** EXERCISE BRIEF **
Nothing should be left out: output all of the entries exactly.

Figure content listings
★ ★ ★ ★ ★ ★ ★

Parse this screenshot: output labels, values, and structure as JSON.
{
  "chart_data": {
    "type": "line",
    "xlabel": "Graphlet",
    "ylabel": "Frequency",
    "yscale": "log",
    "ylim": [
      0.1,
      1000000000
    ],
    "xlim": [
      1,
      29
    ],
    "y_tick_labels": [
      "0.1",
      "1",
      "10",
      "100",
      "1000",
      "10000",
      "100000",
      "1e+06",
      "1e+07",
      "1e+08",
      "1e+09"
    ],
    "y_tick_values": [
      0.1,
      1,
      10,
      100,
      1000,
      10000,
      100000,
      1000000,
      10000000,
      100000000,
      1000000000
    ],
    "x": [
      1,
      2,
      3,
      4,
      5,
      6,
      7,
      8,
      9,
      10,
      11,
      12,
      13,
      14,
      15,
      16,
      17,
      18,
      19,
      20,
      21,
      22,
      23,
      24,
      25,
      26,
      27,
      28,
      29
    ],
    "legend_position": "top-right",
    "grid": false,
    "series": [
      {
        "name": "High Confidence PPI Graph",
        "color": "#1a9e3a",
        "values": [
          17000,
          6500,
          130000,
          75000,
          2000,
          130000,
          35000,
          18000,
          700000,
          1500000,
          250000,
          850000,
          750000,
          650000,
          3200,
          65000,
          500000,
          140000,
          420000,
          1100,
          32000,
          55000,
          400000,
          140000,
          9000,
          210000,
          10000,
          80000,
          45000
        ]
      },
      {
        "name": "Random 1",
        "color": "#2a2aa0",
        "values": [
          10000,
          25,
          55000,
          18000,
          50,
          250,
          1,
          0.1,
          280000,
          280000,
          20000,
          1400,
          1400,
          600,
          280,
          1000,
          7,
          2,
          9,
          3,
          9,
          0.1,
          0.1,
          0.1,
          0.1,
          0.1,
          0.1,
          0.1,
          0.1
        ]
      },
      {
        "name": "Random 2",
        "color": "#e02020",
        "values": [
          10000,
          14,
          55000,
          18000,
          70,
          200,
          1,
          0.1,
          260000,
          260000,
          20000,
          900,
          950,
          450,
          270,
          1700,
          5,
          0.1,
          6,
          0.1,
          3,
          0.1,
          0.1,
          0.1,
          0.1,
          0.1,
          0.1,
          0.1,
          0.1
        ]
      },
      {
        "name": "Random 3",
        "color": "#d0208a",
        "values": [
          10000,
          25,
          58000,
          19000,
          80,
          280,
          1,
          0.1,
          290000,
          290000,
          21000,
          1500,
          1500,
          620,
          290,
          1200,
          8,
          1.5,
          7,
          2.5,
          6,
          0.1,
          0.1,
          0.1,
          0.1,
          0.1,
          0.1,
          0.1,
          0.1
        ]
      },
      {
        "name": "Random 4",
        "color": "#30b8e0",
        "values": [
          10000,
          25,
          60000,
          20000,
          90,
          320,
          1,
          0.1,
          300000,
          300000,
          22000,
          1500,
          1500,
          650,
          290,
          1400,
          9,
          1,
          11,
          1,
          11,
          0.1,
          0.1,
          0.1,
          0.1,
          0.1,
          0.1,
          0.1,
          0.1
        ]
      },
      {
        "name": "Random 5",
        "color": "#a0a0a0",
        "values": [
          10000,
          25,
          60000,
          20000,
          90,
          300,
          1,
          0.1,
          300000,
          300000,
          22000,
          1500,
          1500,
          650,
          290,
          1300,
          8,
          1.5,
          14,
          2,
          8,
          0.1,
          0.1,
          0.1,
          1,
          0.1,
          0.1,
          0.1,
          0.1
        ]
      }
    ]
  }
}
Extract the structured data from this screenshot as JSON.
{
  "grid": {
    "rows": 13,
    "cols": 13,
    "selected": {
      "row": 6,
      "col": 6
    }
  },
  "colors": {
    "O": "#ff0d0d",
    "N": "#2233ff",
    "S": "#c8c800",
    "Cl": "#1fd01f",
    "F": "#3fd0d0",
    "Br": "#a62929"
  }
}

★ ★ ★ ★ ★ ★ ★

** ANSWER TO THE EXERCISE **
Parse this screenshot: output labels, values, and structure as JSON.
{
  "chart_data": {
    "type": "line",
    "xlabel": "Graphlet",
    "ylabel": "Frequency",
    "yscale": "log",
    "ylim": [
      0.1,
      1000000000
    ],
    "xlim": [
      1,
      29
    ],
    "y_tick_labels": [
      "0.1",
      "1",
      "10",
      "100",
      "1000",
      "10000",
      "100000",
      "1e+06",
      "1e+07",
      "1e+08",
      "1e+09"
    ],
    "y_tick_values": [
      0.1,
      1,
      10,
      100,
      1000,
      10000,
      100000,
      1000000,
      10000000,
      100000000,
      1000000000
    ],
    "x": [
      1,
      2,
      3,
      4,
      5,
      6,
      7,
      8,
      9,
      10,
      11,
      12,
      13,
      14,
      15,
      16,
      17,
      18,
      19,
      20,
      21,
      22,
      23,
      24,
      25,
      26,
      27,
      28,
      29
    ],
    "legend_position": "top-right",
    "grid": false,
    "series": [
      {
        "name": "High Confidence PPI Graph",
        "color": "#1a9e3a",
        "values": [
          17000,
          6500,
          130000,
          75000,
          2000,
          130000,
          35000,
          18000,
          700000,
          1500000,
          250000,
          850000,
          750000,
          650000,
          3200,
          65000,
          500000,
          140000,
          420000,
          1100,
          32000,
          55000,
          400000,
          140000,
          9000,
          210000,
          10000,
          80000,
          45000
        ]
      },
      {
        "name": "Random 1",
        "color": "#2a2aa0",
        "values": [
          10000,
          25,
          55000,
          18000,
          50,
          250,
          1,
          0.1,
          280000,
          280000,
          20000,
          1400,
          1400,
          600,
          280,
          1000,
          7,
          2,
          9,
          3,
          9,
          0.1,
          0.1,
          0.1,
          0.1,
          0.1,
          0.1,
          0.1,
          0.1
        ]
      },
      {
        "name": "Random 2",
        "color": "#e02020",
        "values": [
          10000,
          14,
          55000,
          18000,
          70,
          200,
          1,
          0.1,
          260000,
          260000,
          20000,
          900,
          950,
          450,
          270,
          1700,
          5,
          0.1,
          6,
          0.1,
          3,
          0.1,
          0.1,
          0.1,
          0.1,
          0.1,
          0.1,
          0.1,
          0.1
        ]
      },
      {
        "name": "Random 3",
        "color": "#d0208a",
        "values": [
          10000,
          25,
          58000,
          19000,
          80,
          280,
          1,
          0.1,
          290000,
          290000,
          21000,
          1500,
          1500,
          620,
          290,
          1200,
          8,
          1.5,
          7,
          2.5,
          6,
          0.1,
          0.1,
          0.1,
          0.1,
          0.1,
          0.1,
          0.1,
          0.1
        ]
      },
      {
        "name": "Random 4",
        "color": "#30b8e0",
        "values": [
          10000,
          25,
          60000,
          20000,
          90,
          320,
          1,
          0.1,
          300000,
          300000,
          22000,
          1500,
          1500,
          650,
          290,
          1400,
          9,
          1,
          11,
          1,
          11,
          0.1,
          0.1,
          0.1,
          0.1,
          0.1,
          0.1,
          0.1,
          0.1
        ]
      },
      {
        "name": "Random 5",
        "color": "#a0a0a0",
        "values": [
          10000,
          25,
          60000,
          20000,
          90,
          300,
          1,
          0.1,
          300000,
          300000,
          22000,
          1500,
          1500,
          650,
          290,
          1300,
          8,
          1.5,
          14,
          2,
          8,
          0.1,
          0.1,
          0.1,
          1,
          0.1,
          0.1,
          0.1,
          0.1
        ]
      }
    ]
  }
}
Extract the structured data from this screenshot as JSON.
{
  "grid": {
    "rows": 13,
    "cols": 13,
    "selected": {
      "row": 6,
      "col": 6
    }
  },
  "colors": {
    "O": "#ff0d0d",
    "N": "#2233ff",
    "S": "#c8c800",
    "Cl": "#1fd01f",
    "F": "#3fd0d0",
    "Br": "#a62929"
  }
}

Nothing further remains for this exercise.